## Start Data supplied

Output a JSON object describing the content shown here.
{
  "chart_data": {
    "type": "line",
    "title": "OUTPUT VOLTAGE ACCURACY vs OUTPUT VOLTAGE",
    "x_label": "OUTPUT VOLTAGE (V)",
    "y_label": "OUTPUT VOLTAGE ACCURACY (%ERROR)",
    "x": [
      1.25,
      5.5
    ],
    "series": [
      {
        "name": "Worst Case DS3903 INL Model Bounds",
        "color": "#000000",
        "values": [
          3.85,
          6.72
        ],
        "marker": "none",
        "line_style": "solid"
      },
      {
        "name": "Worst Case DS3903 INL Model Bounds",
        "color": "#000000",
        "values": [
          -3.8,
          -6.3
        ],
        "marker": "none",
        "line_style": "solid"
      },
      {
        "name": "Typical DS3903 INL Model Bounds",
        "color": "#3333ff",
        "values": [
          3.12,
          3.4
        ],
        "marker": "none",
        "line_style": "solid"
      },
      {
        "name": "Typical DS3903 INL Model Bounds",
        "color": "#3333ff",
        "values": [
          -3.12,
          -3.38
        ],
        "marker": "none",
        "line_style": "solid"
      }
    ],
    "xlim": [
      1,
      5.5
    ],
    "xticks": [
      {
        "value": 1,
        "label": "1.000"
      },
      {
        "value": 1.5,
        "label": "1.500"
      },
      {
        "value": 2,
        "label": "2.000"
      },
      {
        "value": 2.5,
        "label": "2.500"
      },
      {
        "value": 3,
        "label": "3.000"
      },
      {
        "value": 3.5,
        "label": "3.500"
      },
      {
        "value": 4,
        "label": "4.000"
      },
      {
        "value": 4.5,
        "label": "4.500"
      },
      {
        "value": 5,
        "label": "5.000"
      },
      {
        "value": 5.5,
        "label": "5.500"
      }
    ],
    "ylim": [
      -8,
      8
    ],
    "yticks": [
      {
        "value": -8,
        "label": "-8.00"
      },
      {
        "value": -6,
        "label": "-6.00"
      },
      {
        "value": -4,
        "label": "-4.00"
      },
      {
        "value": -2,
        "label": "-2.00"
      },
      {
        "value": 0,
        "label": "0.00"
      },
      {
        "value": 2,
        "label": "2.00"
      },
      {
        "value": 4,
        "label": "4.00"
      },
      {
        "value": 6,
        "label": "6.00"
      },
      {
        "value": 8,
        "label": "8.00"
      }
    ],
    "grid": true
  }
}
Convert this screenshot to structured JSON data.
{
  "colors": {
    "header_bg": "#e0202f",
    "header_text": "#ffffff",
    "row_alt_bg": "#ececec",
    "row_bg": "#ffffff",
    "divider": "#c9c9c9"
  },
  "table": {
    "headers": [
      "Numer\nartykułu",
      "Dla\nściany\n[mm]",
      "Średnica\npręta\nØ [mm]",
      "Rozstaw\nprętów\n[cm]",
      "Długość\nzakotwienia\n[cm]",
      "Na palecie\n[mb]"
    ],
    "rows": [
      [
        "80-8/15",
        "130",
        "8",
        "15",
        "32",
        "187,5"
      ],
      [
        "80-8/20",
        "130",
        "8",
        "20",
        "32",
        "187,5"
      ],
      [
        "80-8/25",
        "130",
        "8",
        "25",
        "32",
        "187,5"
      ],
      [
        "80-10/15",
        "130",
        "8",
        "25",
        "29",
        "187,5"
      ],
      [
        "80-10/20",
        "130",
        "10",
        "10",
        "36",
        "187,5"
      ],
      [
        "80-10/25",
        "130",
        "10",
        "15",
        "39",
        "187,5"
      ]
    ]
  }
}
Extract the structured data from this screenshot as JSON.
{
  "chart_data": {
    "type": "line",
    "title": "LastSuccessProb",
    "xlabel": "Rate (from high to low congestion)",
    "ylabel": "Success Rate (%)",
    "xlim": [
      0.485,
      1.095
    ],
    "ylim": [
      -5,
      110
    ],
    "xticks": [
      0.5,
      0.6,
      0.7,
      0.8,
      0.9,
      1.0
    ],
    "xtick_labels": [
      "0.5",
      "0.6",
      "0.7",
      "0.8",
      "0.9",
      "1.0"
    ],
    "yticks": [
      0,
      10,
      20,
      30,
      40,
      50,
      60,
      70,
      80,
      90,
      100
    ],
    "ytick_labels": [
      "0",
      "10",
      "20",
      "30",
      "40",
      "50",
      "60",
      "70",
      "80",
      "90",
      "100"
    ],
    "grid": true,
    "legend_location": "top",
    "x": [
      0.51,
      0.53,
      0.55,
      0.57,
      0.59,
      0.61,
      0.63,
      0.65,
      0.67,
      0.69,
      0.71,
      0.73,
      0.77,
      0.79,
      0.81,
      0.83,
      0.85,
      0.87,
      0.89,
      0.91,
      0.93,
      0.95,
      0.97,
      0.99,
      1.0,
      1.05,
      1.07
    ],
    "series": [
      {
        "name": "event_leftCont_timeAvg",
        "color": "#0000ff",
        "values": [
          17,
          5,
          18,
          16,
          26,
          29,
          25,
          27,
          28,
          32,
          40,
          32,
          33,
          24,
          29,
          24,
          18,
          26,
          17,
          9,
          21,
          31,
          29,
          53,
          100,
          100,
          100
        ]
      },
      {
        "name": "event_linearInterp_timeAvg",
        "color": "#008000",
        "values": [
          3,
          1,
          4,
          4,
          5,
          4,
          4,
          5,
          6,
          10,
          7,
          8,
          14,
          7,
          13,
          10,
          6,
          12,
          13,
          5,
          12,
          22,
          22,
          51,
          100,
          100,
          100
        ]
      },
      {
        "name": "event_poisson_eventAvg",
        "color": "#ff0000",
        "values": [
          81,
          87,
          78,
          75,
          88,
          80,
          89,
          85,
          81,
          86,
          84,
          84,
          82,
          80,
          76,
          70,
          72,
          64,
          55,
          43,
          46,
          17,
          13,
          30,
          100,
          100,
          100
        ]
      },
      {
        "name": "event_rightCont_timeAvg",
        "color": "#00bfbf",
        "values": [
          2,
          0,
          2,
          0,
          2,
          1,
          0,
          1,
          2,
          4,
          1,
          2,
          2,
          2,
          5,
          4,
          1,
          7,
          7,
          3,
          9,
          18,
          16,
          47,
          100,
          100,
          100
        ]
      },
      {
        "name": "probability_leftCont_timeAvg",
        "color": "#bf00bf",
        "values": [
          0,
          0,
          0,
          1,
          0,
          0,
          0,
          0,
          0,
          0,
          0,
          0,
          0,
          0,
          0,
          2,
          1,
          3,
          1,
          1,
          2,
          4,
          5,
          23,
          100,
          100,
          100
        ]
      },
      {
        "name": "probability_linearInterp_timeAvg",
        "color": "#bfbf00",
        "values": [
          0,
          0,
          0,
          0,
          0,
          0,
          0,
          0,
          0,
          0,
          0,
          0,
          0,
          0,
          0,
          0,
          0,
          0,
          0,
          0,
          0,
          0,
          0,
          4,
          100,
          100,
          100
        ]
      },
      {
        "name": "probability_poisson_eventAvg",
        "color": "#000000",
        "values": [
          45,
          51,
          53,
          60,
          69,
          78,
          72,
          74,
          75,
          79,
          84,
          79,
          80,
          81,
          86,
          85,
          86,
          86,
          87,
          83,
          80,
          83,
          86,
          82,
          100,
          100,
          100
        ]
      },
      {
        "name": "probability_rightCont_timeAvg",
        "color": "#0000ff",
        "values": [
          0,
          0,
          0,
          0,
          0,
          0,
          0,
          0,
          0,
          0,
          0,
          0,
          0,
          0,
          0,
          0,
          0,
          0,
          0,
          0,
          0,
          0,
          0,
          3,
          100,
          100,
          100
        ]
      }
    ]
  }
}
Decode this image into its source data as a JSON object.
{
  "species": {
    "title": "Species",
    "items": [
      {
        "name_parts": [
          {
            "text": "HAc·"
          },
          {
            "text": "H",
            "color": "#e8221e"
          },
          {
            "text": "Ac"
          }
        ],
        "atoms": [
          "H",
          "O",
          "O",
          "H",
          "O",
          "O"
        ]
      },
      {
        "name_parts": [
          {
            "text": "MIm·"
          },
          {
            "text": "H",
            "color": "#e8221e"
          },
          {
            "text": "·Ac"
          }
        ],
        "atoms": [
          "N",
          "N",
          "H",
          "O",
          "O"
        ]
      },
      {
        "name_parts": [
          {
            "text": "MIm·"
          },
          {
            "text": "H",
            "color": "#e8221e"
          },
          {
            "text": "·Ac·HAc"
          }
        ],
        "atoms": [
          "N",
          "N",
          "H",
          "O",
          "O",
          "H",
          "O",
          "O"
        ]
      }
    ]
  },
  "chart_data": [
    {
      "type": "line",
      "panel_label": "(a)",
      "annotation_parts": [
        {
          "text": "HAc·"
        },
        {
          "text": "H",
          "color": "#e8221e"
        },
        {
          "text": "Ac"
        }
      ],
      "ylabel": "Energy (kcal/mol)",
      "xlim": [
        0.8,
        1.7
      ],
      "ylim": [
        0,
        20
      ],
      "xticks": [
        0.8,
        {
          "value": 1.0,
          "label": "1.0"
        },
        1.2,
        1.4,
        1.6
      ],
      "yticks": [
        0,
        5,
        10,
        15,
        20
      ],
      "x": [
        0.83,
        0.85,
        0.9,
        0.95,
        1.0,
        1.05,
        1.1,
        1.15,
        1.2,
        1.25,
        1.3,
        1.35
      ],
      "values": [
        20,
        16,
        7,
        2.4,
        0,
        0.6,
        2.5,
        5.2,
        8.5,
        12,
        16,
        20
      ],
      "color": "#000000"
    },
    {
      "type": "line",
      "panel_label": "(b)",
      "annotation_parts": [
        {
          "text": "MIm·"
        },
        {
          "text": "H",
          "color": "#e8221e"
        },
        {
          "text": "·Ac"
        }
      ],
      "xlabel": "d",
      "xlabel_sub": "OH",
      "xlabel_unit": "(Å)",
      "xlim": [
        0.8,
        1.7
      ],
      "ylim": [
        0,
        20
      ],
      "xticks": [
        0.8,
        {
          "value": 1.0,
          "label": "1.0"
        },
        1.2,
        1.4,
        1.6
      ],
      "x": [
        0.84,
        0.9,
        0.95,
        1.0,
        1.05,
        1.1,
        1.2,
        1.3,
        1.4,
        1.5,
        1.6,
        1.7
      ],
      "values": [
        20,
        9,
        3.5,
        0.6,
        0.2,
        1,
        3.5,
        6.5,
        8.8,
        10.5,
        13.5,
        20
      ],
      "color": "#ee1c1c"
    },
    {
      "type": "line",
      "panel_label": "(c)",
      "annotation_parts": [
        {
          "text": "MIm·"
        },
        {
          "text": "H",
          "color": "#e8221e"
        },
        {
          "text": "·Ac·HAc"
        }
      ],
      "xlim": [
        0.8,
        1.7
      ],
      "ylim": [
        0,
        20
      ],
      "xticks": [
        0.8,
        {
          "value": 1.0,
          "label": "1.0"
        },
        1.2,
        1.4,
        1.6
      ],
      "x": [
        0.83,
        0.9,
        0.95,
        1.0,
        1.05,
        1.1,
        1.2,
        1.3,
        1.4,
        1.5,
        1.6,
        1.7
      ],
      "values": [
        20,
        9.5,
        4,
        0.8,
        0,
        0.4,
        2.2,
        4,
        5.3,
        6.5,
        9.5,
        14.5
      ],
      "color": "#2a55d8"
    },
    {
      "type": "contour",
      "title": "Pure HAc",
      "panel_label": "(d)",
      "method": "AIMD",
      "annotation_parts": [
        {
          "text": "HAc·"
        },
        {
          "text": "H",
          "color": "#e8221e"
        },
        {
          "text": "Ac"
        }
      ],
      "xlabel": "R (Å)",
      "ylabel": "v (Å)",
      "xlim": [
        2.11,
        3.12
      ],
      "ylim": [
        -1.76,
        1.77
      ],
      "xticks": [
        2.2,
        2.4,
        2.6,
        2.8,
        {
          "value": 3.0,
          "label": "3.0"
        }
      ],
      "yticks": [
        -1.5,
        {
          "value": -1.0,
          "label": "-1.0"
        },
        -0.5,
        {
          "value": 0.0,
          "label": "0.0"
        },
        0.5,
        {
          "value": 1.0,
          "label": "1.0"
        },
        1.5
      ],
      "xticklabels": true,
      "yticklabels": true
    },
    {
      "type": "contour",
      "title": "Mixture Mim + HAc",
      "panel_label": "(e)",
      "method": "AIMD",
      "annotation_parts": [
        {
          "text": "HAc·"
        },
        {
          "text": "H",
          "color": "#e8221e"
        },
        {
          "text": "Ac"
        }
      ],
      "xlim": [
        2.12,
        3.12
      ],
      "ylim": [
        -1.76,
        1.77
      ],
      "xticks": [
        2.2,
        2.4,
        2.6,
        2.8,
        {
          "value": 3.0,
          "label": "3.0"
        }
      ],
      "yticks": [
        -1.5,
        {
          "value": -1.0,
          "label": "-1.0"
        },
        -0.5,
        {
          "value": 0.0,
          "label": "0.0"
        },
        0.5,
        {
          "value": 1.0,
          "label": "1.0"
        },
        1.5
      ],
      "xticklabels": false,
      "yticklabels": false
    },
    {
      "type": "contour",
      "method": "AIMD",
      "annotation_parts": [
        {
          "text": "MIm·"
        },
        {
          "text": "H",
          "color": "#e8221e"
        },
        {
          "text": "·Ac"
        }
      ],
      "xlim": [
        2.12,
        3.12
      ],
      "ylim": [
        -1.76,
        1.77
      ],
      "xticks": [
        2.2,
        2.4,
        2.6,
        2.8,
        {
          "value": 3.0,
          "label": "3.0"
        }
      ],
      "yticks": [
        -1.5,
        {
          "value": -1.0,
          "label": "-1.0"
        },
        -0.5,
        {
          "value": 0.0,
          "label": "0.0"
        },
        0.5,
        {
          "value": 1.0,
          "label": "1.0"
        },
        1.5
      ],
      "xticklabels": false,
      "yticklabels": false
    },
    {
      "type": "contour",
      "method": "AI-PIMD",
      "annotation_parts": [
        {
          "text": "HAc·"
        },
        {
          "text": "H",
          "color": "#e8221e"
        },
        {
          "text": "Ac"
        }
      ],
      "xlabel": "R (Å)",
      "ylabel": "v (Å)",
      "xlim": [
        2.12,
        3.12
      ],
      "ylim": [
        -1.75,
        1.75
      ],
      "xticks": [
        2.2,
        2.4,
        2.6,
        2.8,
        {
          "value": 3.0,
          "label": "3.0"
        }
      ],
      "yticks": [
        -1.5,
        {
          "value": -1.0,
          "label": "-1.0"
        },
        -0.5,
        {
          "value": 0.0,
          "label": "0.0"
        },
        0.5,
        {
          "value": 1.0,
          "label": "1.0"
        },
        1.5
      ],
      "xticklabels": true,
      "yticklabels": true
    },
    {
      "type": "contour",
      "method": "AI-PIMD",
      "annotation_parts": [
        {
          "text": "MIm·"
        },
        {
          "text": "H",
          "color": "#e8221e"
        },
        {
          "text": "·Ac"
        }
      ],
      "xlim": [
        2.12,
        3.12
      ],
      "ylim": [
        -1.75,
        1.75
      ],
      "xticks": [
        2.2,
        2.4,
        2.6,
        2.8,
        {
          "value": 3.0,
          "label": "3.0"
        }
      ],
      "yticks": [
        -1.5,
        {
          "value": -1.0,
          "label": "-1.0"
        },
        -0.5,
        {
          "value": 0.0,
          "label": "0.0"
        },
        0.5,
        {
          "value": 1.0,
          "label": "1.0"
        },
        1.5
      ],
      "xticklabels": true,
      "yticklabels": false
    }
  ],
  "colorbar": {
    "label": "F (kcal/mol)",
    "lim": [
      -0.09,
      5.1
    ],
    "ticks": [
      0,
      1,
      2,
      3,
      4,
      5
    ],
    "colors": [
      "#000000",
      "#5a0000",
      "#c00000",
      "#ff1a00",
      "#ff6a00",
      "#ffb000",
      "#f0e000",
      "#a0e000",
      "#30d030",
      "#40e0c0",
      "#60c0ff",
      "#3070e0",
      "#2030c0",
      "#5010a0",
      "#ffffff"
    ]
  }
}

## End Data supplied

Stated task:
Using the records given above, list every line that includes the word "this".

Answer for the task:
Convert this screenshot to structured JSON data.
Extract the structured data from this screenshot as JSON.
Decode this image into its source data as a JSON object.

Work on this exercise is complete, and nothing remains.